>> BEGIN ENTRIES SHOWN
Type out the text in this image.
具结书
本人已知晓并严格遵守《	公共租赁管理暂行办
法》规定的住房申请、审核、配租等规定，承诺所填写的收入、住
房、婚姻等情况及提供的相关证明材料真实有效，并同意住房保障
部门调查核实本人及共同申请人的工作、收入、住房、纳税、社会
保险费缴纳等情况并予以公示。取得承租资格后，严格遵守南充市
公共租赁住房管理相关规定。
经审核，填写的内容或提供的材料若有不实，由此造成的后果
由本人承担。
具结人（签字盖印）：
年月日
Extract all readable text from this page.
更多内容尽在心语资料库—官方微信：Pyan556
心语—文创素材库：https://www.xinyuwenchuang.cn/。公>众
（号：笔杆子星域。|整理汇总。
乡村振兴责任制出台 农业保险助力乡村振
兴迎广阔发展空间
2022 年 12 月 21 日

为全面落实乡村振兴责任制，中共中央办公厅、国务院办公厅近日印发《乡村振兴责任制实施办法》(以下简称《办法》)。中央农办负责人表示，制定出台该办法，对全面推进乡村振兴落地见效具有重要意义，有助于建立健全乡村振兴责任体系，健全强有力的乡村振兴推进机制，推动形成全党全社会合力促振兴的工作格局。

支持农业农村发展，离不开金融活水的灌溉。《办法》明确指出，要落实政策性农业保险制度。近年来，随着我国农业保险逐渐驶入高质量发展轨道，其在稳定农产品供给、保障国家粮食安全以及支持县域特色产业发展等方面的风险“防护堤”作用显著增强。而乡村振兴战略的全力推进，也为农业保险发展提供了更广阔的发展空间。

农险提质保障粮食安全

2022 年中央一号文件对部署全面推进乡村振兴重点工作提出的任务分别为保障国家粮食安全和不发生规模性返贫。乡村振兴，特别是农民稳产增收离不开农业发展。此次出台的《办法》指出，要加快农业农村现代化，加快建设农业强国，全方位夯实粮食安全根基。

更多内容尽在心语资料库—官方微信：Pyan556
>> END ENTRIES SHOWN
STATED EXERCISE: Take the records above and return them exactly as written.

WRITTEN RESPONSE:
Type out the text in this image.
具结书
本人已知晓并严格遵守《	公共租赁管理暂行办
法》规定的住房申请、审核、配租等规定，承诺所填写的收入、住
房、婚姻等情况及提供的相关证明材料真实有效，并同意住房保障
部门调查核实本人及共同申请人的工作、收入、住房、纳税、社会
保险费缴纳等情况并予以公示。取得承租资格后，严格遵守南充市
公共租赁住房管理相关规定。
经审核，填写的内容或提供的材料若有不实，由此造成的后果
由本人承担。
具结人（签字盖印）：
年月日
Extract all readable text from this page.
更多内容尽在心语资料库—官方微信：Pyan556
心语—文创素材库：https://www.xinyuwenchuang.cn/。公>众
（号：笔杆子星域。|整理汇总。
乡村振兴责任制出台 农业保险助力乡村振
兴迎广阔发展空间
2022 年 12 月 21 日

为全面落实乡村振兴责任制，中共中央办公厅、国务院办公厅近日印发《乡村振兴责任制实施办法》(以下简称《办法》)。中央农办负责人表示，制定出台该办法，对全面推进乡村振兴落地见效具有重要意义，有助于建立健全乡村振兴责任体系，健全强有力的乡村振兴推进机制，推动形成全党全社会合力促振兴的工作格局。

支持农业农村发展，离不开金融活水的灌溉。《办法》明确指出，要落实政策性农业保险制度。近年来，随着我国农业保险逐渐驶入高质量发展轨道，其在稳定农产品供给、保障国家粮食安全以及支持县域特色产业发展等方面的风险“防护堤”作用显著增强。而乡村振兴战略的全力推进，也为农业保险发展提供了更广阔的发展空间。

农险提质保障粮食安全

2022 年中央一号文件对部署全面推进乡村振兴重点工作提出的任务分别为保障国家粮食安全和不发生规模性返贫。乡村振兴，特别是农民稳产增收离不开农业发展。此次出台的《办法》指出，要加快农业农村现代化，加快建设农业强国，全方位夯实粮食安全根基。

更多内容尽在心语资料库—官方微信：Pyan556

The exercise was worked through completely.